Instructions for the task -> Reproduce all the lines below exactly and omit the images.

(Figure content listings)
□ □ □ □ □ □ □

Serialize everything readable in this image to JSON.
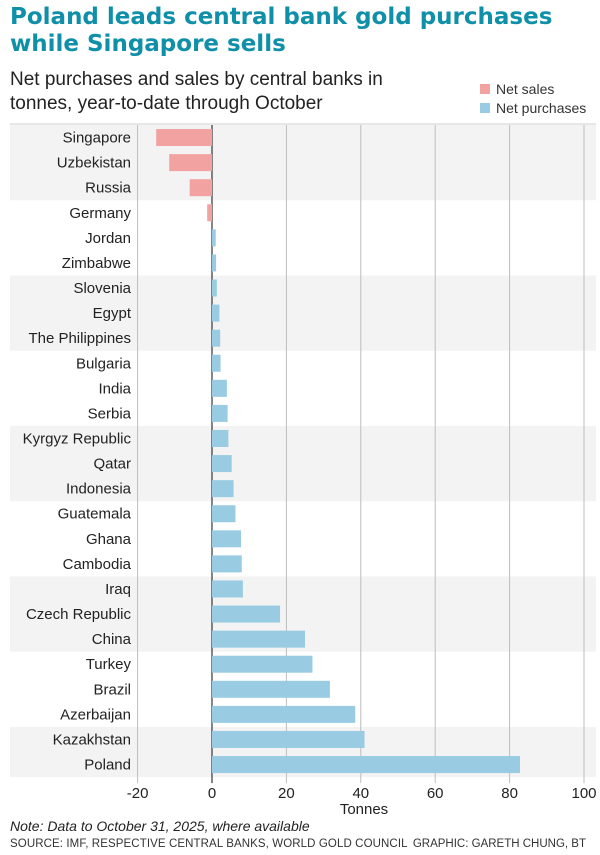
{
  "title": "Poland leads central bank gold purchases while Singapore sells",
  "subtitle": "Net purchases and sales by central banks in tonnes, year-to-date through October",
  "legend": {
    "net_sales": "Net sales",
    "net_purchases": "Net purchases"
  },
  "colors": {
    "net_sales": "#f2a3a1",
    "net_purchases": "#99cce2",
    "band": "#f3f3f3",
    "grid": "#bdbdbd",
    "axis": "#444444",
    "title": "#0f8fa8"
  },
  "note": "Note: Data to October 31, 2025, where available",
  "source": "SOURCE: IMF, RESPECTIVE CENTRAL BANKS, WORLD GOLD COUNCIL",
  "credit": "GRAPHIC: GARETH CHUNG, BT",
  "chart_data": {
    "type": "bar",
    "orientation": "horizontal",
    "xlabel": "Tonnes",
    "xlim": [
      -20,
      100
    ],
    "xticks": [
      -20,
      0,
      20,
      40,
      60,
      80,
      100
    ],
    "grid": true,
    "legend_position": "top-right",
    "categories": [
      "Singapore",
      "Uzbekistan",
      "Russia",
      "Germany",
      "Jordan",
      "Zimbabwe",
      "Slovenia",
      "Egypt",
      "The Philippines",
      "Bulgaria",
      "India",
      "Serbia",
      "Kyrgyz Republic",
      "Qatar",
      "Indonesia",
      "Guatemala",
      "Ghana",
      "Cambodia",
      "Iraq",
      "Czech Republic",
      "China",
      "Turkey",
      "Brazil",
      "Azerbaijan",
      "Kazakhstan",
      "Poland"
    ],
    "values": [
      -15.0,
      -11.5,
      -6.0,
      -1.3,
      1.0,
      1.1,
      1.3,
      2.0,
      2.2,
      2.3,
      4.0,
      4.2,
      4.4,
      5.3,
      5.8,
      6.3,
      7.8,
      8.0,
      8.3,
      18.3,
      25.0,
      27.0,
      31.7,
      38.5,
      41.0,
      82.8
    ]
  }
}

□ □ □ □ □ □ □

Response for this exercise ->
Serialize everything readable in this image to JSON.
{
  "title": "Poland leads central bank gold purchases while Singapore sells",
  "subtitle": "Net purchases and sales by central banks in tonnes, year-to-date through October",
  "legend": {
    "net_sales": "Net sales",
    "net_purchases": "Net purchases"
  },
  "colors": {
    "net_sales": "#f2a3a1",
    "net_purchases": "#99cce2",
    "band": "#f3f3f3",
    "grid": "#bdbdbd",
    "axis": "#444444",
    "title": "#0f8fa8"
  },
  "note": "Note: Data to October 31, 2025, where available",
  "source": "SOURCE: IMF, RESPECTIVE CENTRAL BANKS, WORLD GOLD COUNCIL",
  "credit": "GRAPHIC: GARETH CHUNG, BT",
  "chart_data": {
    "type": "bar",
    "orientation": "horizontal",
    "xlabel": "Tonnes",
    "xlim": [
      -20,
      100
    ],
    "xticks": [
      -20,
      0,
      20,
      40,
      60,
      80,
      100
    ],
    "grid": true,
    "legend_position": "top-right",
    "categories": [
      "Singapore",
      "Uzbekistan",
      "Russia",
      "Germany",
      "Jordan",
      "Zimbabwe",
      "Slovenia",
      "Egypt",
      "The Philippines",
      "Bulgaria",
      "India",
      "Serbia",
      "Kyrgyz Republic",
      "Qatar",
      "Indonesia",
      "Guatemala",
      "Ghana",
      "Cambodia",
      "Iraq",
      "Czech Republic",
      "China",
      "Turkey",
      "Brazil",
      "Azerbaijan",
      "Kazakhstan",
      "Poland"
    ],
    "values": [
      -15.0,
      -11.5,
      -6.0,
      -1.3,
      1.0,
      1.1,
      1.3,
      2.0,
      2.2,
      2.3,
      4.0,
      4.2,
      4.4,
      5.3,
      5.8,
      6.3,
      7.8,
      8.0,
      8.3,
      18.3,
      25.0,
      27.0,
      31.7,
      38.5,
      41.0,
      82.8
    ]
  }
}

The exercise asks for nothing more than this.